— BEGIN Input for this task —

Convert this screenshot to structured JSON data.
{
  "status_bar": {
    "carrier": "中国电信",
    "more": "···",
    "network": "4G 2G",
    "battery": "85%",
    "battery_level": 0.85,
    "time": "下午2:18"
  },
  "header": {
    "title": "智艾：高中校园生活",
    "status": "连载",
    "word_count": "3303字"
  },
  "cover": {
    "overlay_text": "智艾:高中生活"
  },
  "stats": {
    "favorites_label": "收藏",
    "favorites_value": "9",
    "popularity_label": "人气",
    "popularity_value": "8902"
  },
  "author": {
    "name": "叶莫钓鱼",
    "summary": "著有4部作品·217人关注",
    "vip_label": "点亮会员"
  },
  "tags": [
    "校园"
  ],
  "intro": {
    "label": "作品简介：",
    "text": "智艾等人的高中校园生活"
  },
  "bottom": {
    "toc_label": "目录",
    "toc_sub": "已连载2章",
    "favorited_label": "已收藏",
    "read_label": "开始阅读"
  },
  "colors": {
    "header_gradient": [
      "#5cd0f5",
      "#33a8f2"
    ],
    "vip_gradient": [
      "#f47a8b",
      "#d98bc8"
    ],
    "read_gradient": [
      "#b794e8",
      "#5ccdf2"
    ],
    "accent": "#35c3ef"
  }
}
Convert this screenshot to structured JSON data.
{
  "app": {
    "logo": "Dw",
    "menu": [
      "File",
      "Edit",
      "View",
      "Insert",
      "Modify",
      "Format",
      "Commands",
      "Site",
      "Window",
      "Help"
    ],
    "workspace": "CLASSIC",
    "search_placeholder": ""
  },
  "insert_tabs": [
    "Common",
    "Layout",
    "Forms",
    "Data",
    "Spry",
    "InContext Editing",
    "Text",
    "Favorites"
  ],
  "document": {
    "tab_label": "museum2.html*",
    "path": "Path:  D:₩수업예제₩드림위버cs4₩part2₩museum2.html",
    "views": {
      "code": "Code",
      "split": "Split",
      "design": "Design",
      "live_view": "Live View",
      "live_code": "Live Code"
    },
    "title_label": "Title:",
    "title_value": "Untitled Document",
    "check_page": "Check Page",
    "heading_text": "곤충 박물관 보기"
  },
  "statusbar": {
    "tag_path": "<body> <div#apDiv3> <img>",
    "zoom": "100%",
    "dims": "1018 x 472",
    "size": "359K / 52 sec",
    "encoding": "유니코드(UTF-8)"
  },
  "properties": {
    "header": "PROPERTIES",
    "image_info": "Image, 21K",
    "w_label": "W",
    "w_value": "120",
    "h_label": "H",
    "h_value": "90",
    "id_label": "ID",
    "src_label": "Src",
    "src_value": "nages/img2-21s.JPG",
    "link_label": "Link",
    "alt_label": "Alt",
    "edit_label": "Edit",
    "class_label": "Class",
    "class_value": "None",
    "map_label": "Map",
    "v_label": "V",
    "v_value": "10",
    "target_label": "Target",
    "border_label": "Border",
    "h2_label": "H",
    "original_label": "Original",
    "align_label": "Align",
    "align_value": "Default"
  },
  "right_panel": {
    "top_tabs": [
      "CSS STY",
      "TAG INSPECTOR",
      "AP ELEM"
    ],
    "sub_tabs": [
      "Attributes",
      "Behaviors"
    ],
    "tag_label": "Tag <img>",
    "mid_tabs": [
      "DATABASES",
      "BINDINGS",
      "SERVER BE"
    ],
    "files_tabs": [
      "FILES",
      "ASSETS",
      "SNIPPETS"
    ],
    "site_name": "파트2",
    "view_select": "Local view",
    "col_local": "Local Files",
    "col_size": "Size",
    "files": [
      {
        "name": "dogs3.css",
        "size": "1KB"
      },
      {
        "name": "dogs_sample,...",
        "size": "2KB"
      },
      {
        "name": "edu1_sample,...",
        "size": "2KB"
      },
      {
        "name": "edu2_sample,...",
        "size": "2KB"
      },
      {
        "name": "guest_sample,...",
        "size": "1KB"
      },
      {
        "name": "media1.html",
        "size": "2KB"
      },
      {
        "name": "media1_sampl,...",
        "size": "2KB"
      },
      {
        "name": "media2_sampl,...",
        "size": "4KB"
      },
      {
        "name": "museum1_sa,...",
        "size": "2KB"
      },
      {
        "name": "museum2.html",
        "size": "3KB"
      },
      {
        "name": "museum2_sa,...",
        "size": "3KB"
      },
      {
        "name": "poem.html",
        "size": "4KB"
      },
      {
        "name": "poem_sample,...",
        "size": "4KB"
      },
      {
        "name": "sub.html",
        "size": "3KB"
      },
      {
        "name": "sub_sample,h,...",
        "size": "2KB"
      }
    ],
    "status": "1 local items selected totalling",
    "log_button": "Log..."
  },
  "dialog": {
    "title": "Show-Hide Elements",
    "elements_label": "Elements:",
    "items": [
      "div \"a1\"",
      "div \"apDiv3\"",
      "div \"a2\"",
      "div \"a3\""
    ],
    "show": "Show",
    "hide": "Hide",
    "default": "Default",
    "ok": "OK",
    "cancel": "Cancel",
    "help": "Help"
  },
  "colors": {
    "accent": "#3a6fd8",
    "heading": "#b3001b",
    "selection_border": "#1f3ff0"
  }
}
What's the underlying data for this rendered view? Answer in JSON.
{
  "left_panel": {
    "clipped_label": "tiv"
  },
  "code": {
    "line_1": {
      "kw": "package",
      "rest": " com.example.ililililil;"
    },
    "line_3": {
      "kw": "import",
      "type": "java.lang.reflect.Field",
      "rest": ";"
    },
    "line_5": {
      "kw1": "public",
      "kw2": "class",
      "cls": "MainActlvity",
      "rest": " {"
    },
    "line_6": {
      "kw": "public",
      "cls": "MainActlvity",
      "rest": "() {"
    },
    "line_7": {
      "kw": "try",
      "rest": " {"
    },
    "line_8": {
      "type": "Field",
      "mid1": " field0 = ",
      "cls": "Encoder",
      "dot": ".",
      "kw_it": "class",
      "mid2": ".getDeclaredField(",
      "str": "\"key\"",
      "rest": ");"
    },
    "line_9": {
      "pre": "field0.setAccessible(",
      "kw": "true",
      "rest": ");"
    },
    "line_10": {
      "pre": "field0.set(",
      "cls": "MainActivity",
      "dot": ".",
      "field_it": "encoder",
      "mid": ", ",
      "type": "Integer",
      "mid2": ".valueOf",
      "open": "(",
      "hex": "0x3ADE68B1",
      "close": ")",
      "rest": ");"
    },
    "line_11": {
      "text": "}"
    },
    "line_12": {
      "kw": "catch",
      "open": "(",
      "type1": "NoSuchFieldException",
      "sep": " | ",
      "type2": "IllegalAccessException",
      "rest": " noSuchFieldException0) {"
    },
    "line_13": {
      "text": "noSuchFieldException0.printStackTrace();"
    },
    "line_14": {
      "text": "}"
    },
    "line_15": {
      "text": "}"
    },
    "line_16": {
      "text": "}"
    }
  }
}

— END Input for this task —

**Directive**
Type out the full listing again, exactly as given.

**Result of this task**
Convert this screenshot to structured JSON data.
{
  "status_bar": {
    "carrier": "中国电信",
    "more": "···",
    "network": "4G 2G",
    "battery": "85%",
    "battery_level": 0.85,
    "time": "下午2:18"
  },
  "header": {
    "title": "智艾：高中校园生活",
    "status": "连载",
    "word_count": "3303字"
  },
  "cover": {
    "overlay_text": "智艾:高中生活"
  },
  "stats": {
    "favorites_label": "收藏",
    "favorites_value": "9",
    "popularity_label": "人气",
    "popularity_value": "8902"
  },
  "author": {
    "name": "叶莫钓鱼",
    "summary": "著有4部作品·217人关注",
    "vip_label": "点亮会员"
  },
  "tags": [
    "校园"
  ],
  "intro": {
    "label": "作品简介：",
    "text": "智艾等人的高中校园生活"
  },
  "bottom": {
    "toc_label": "目录",
    "toc_sub": "已连载2章",
    "favorited_label": "已收藏",
    "read_label": "开始阅读"
  },
  "colors": {
    "header_gradient": [
      "#5cd0f5",
      "#33a8f2"
    ],
    "vip_gradient": [
      "#f47a8b",
      "#d98bc8"
    ],
    "read_gradient": [
      "#b794e8",
      "#5ccdf2"
    ],
    "accent": "#35c3ef"
  }
}
Convert this screenshot to structured JSON data.
{
  "app": {
    "logo": "Dw",
    "menu": [
      "File",
      "Edit",
      "View",
      "Insert",
      "Modify",
      "Format",
      "Commands",
      "Site",
      "Window",
      "Help"
    ],
    "workspace": "CLASSIC",
    "search_placeholder": ""
  },
  "insert_tabs": [
    "Common",
    "Layout",
    "Forms",
    "Data",
    "Spry",
    "InContext Editing",
    "Text",
    "Favorites"
  ],
  "document": {
    "tab_label": "museum2.html*",
    "path": "Path:  D:₩수업예제₩드림위버cs4₩part2₩museum2.html",
    "views": {
      "code": "Code",
      "split": "Split",
      "design": "Design",
      "live_view": "Live View",
      "live_code": "Live Code"
    },
    "title_label": "Title:",
    "title_value": "Untitled Document",
    "check_page": "Check Page",
    "heading_text": "곤충 박물관 보기"
  },
  "statusbar": {
    "tag_path": "<body> <div#apDiv3> <img>",
    "zoom": "100%",
    "dims": "1018 x 472",
    "size": "359K / 52 sec",
    "encoding": "유니코드(UTF-8)"
  },
  "properties": {
    "header": "PROPERTIES",
    "image_info": "Image, 21K",
    "w_label": "W",
    "w_value": "120",
    "h_label": "H",
    "h_value": "90",
    "id_label": "ID",
    "src_label": "Src",
    "src_value": "nages/img2-21s.JPG",
    "link_label": "Link",
    "alt_label": "Alt",
    "edit_label": "Edit",
    "class_label": "Class",
    "class_value": "None",
    "map_label": "Map",
    "v_label": "V",
    "v_value": "10",
    "target_label": "Target",
    "border_label": "Border",
    "h2_label": "H",
    "original_label": "Original",
    "align_label": "Align",
    "align_value": "Default"
  },
  "right_panel": {
    "top_tabs": [
      "CSS STY",
      "TAG INSPECTOR",
      "AP ELEM"
    ],
    "sub_tabs": [
      "Attributes",
      "Behaviors"
    ],
    "tag_label": "Tag <img>",
    "mid_tabs": [
      "DATABASES",
      "BINDINGS",
      "SERVER BE"
    ],
    "files_tabs": [
      "FILES",
      "ASSETS",
      "SNIPPETS"
    ],
    "site_name": "파트2",
    "view_select": "Local view",
    "col_local": "Local Files",
    "col_size": "Size",
    "files": [
      {
        "name": "dogs3.css",
        "size": "1KB"
      },
      {
        "name": "dogs_sample,...",
        "size": "2KB"
      },
      {
        "name": "edu1_sample,...",
        "size": "2KB"
      },
      {
        "name": "edu2_sample,...",
        "size": "2KB"
      },
      {
        "name": "guest_sample,...",
        "size": "1KB"
      },
      {
        "name": "media1.html",
        "size": "2KB"
      },
      {
        "name": "media1_sampl,...",
        "size": "2KB"
      },
      {
        "name": "media2_sampl,...",
        "size": "4KB"
      },
      {
        "name": "museum1_sa,...",
        "size": "2KB"
      },
      {
        "name": "museum2.html",
        "size": "3KB"
      },
      {
        "name": "museum2_sa,...",
        "size": "3KB"
      },
      {
        "name": "poem.html",
        "size": "4KB"
      },
      {
        "name": "poem_sample,...",
        "size": "4KB"
      },
      {
        "name": "sub.html",
        "size": "3KB"
      },
      {
        "name": "sub_sample,h,...",
        "size": "2KB"
      }
    ],
    "status": "1 local items selected totalling",
    "log_button": "Log..."
  },
  "dialog": {
    "title": "Show-Hide Elements",
    "elements_label": "Elements:",
    "items": [
      "div \"a1\"",
      "div \"apDiv3\"",
      "div \"a2\"",
      "div \"a3\""
    ],
    "show": "Show",
    "hide": "Hide",
    "default": "Default",
    "ok": "OK",
    "cancel": "Cancel",
    "help": "Help"
  },
  "colors": {
    "accent": "#3a6fd8",
    "heading": "#b3001b",
    "selection_border": "#1f3ff0"
  }
}
What's the underlying data for this rendered view? Answer in JSON.
{
  "left_panel": {
    "clipped_label": "tiv"
  },
  "code": {
    "line_1": {
      "kw": "package",
      "rest": " com.example.ililililil;"
    },
    "line_3": {
      "kw": "import",
      "type": "java.lang.reflect.Field",
      "rest": ";"
    },
    "line_5": {
      "kw1": "public",
      "kw2": "class",
      "cls": "MainActlvity",
      "rest": " {"
    },
    "line_6": {
      "kw": "public",
      "cls": "MainActlvity",
      "rest": "() {"
    },
    "line_7": {
      "kw": "try",
      "rest": " {"
    },
    "line_8": {
      "type": "Field",
      "mid1": " field0 = ",
      "cls": "Encoder",
      "dot": ".",
      "kw_it": "class",
      "mid2": ".getDeclaredField(",
      "str": "\"key\"",
      "rest": ");"
    },
    "line_9": {
      "pre": "field0.setAccessible(",
      "kw": "true",
      "rest": ");"
    },
    "line_10": {
      "pre": "field0.set(",
      "cls": "MainActivity",
      "dot": ".",
      "field_it": "encoder",
      "mid": ", ",
      "type": "Integer",
      "mid2": ".valueOf",
      "open": "(",
      "hex": "0x3ADE68B1",
      "close": ")",
      "rest": ");"
    },
    "line_11": {
      "text": "}"
    },
    "line_12": {
      "kw": "catch",
      "open": "(",
      "type1": "NoSuchFieldException",
      "sep": " | ",
      "type2": "IllegalAccessException",
      "rest": " noSuchFieldException0) {"
    },
    "line_13": {
      "text": "noSuchFieldException0.printStackTrace();"
    },
    "line_14": {
      "text": "}"
    },
    "line_15": {
      "text": "}"
    },
    "line_16": {
      "text": "}"
    }
  }
}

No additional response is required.